- **Given request**
Write out the material exactly, leaving every picture behind.

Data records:

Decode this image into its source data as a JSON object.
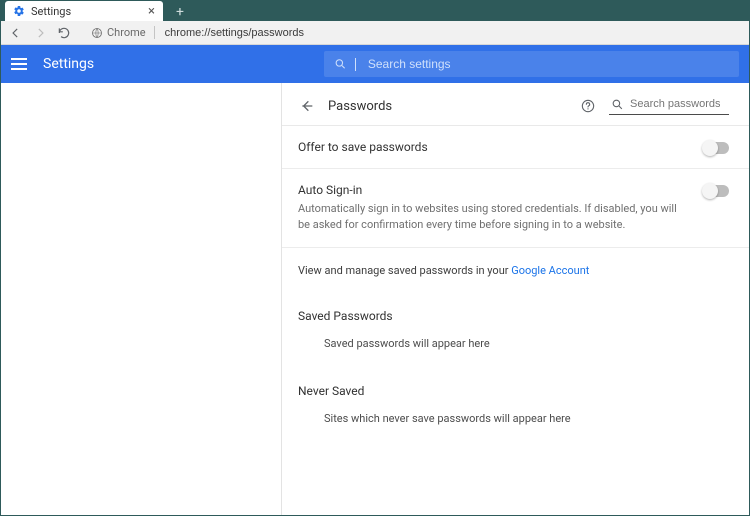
{
  "browser": {
    "tab_title": "Settings",
    "url_source": "Chrome",
    "url": "chrome://settings/passwords"
  },
  "header": {
    "app_title": "Settings",
    "search_placeholder": "Search settings"
  },
  "content": {
    "page_title": "Passwords",
    "pw_search_placeholder": "Search passwords",
    "offer_save_label": "Offer to save passwords",
    "auto_signin": {
      "label": "Auto Sign-in",
      "description": "Automatically sign in to websites using stored credentials. If disabled, you will be asked for confirmation every time before signing in to a website."
    },
    "manage_text_prefix": "View and manage saved passwords in your ",
    "manage_link": "Google Account",
    "saved_heading": "Saved Passwords",
    "saved_empty": "Saved passwords will appear here",
    "never_heading": "Never Saved",
    "never_empty": "Sites which never save passwords will appear here"
  }
}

- **Answer**
Decode this image into its source data as a JSON object.
{
  "browser": {
    "tab_title": "Settings",
    "url_source": "Chrome",
    "url": "chrome://settings/passwords"
  },
  "header": {
    "app_title": "Settings",
    "search_placeholder": "Search settings"
  },
  "content": {
    "page_title": "Passwords",
    "pw_search_placeholder": "Search passwords",
    "offer_save_label": "Offer to save passwords",
    "auto_signin": {
      "label": "Auto Sign-in",
      "description": "Automatically sign in to websites using stored credentials. If disabled, you will be asked for confirmation every time before signing in to a website."
    },
    "manage_text_prefix": "View and manage saved passwords in your ",
    "manage_link": "Google Account",
    "saved_heading": "Saved Passwords",
    "saved_empty": "Saved passwords will appear here",
    "never_heading": "Never Saved",
    "never_empty": "Sites which never save passwords will appear here"
  }
}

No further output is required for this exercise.